▶ [Task statement]: Copy each of the entries below faithfully, setting aside any pictures.

[Stored entries]
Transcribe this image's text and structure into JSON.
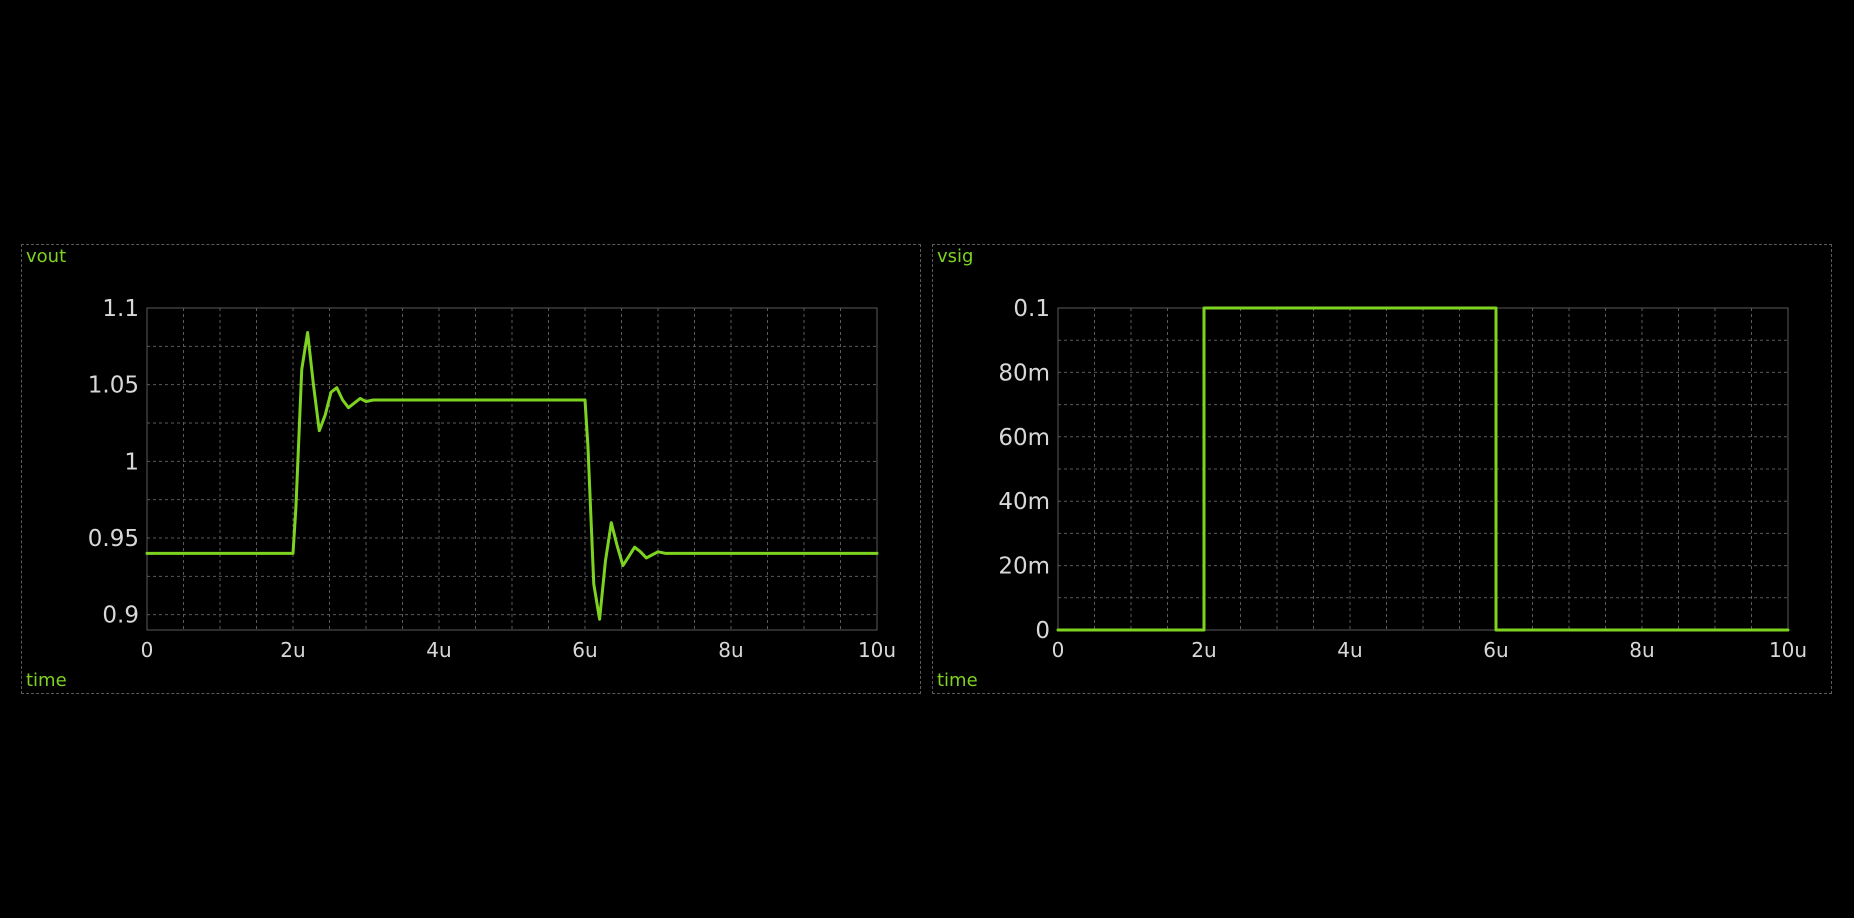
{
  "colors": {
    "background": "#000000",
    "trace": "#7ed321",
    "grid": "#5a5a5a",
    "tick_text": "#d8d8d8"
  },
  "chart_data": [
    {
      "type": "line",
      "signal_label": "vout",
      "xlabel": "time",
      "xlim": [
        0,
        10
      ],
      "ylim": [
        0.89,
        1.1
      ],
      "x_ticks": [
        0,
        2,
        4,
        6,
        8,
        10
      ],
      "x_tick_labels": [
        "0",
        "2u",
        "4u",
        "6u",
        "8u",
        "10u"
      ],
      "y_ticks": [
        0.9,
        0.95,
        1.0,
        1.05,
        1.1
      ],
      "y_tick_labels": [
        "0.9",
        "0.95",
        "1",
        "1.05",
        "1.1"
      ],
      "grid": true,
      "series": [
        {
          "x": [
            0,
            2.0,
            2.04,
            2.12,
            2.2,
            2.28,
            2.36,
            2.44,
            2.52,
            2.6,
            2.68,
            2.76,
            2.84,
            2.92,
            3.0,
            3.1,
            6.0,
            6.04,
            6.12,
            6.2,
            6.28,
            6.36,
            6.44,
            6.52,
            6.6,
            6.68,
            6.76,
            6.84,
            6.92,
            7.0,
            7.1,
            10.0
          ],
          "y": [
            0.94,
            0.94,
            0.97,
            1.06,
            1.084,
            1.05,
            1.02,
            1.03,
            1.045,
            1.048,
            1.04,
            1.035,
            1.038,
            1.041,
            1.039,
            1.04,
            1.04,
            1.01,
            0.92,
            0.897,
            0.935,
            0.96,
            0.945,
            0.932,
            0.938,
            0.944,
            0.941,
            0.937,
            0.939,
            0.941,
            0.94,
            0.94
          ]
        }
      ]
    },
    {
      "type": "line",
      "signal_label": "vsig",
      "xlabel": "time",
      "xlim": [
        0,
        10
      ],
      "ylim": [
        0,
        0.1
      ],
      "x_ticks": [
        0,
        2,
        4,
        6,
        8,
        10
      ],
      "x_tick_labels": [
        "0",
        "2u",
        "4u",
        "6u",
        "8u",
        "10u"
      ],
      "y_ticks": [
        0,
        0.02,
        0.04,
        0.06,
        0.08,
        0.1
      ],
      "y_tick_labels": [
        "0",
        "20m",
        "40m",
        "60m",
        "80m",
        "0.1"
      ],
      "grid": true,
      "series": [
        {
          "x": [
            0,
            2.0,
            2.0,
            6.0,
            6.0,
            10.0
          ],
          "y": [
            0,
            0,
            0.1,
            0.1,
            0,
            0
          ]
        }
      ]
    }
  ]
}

▶ [Written answer]:
Transcribe this image's text and structure into JSON.
{
  "colors": {
    "background": "#000000",
    "trace": "#7ed321",
    "grid": "#5a5a5a",
    "tick_text": "#d8d8d8"
  },
  "chart_data": [
    {
      "type": "line",
      "signal_label": "vout",
      "xlabel": "time",
      "xlim": [
        0,
        10
      ],
      "ylim": [
        0.89,
        1.1
      ],
      "x_ticks": [
        0,
        2,
        4,
        6,
        8,
        10
      ],
      "x_tick_labels": [
        "0",
        "2u",
        "4u",
        "6u",
        "8u",
        "10u"
      ],
      "y_ticks": [
        0.9,
        0.95,
        1.0,
        1.05,
        1.1
      ],
      "y_tick_labels": [
        "0.9",
        "0.95",
        "1",
        "1.05",
        "1.1"
      ],
      "grid": true,
      "series": [
        {
          "x": [
            0,
            2.0,
            2.04,
            2.12,
            2.2,
            2.28,
            2.36,
            2.44,
            2.52,
            2.6,
            2.68,
            2.76,
            2.84,
            2.92,
            3.0,
            3.1,
            6.0,
            6.04,
            6.12,
            6.2,
            6.28,
            6.36,
            6.44,
            6.52,
            6.6,
            6.68,
            6.76,
            6.84,
            6.92,
            7.0,
            7.1,
            10.0
          ],
          "y": [
            0.94,
            0.94,
            0.97,
            1.06,
            1.084,
            1.05,
            1.02,
            1.03,
            1.045,
            1.048,
            1.04,
            1.035,
            1.038,
            1.041,
            1.039,
            1.04,
            1.04,
            1.01,
            0.92,
            0.897,
            0.935,
            0.96,
            0.945,
            0.932,
            0.938,
            0.944,
            0.941,
            0.937,
            0.939,
            0.941,
            0.94,
            0.94
          ]
        }
      ]
    },
    {
      "type": "line",
      "signal_label": "vsig",
      "xlabel": "time",
      "xlim": [
        0,
        10
      ],
      "ylim": [
        0,
        0.1
      ],
      "x_ticks": [
        0,
        2,
        4,
        6,
        8,
        10
      ],
      "x_tick_labels": [
        "0",
        "2u",
        "4u",
        "6u",
        "8u",
        "10u"
      ],
      "y_ticks": [
        0,
        0.02,
        0.04,
        0.06,
        0.08,
        0.1
      ],
      "y_tick_labels": [
        "0",
        "20m",
        "40m",
        "60m",
        "80m",
        "0.1"
      ],
      "grid": true,
      "series": [
        {
          "x": [
            0,
            2.0,
            2.0,
            6.0,
            6.0,
            10.0
          ],
          "y": [
            0,
            0,
            0.1,
            0.1,
            0,
            0
          ]
        }
      ]
    }
  ]
}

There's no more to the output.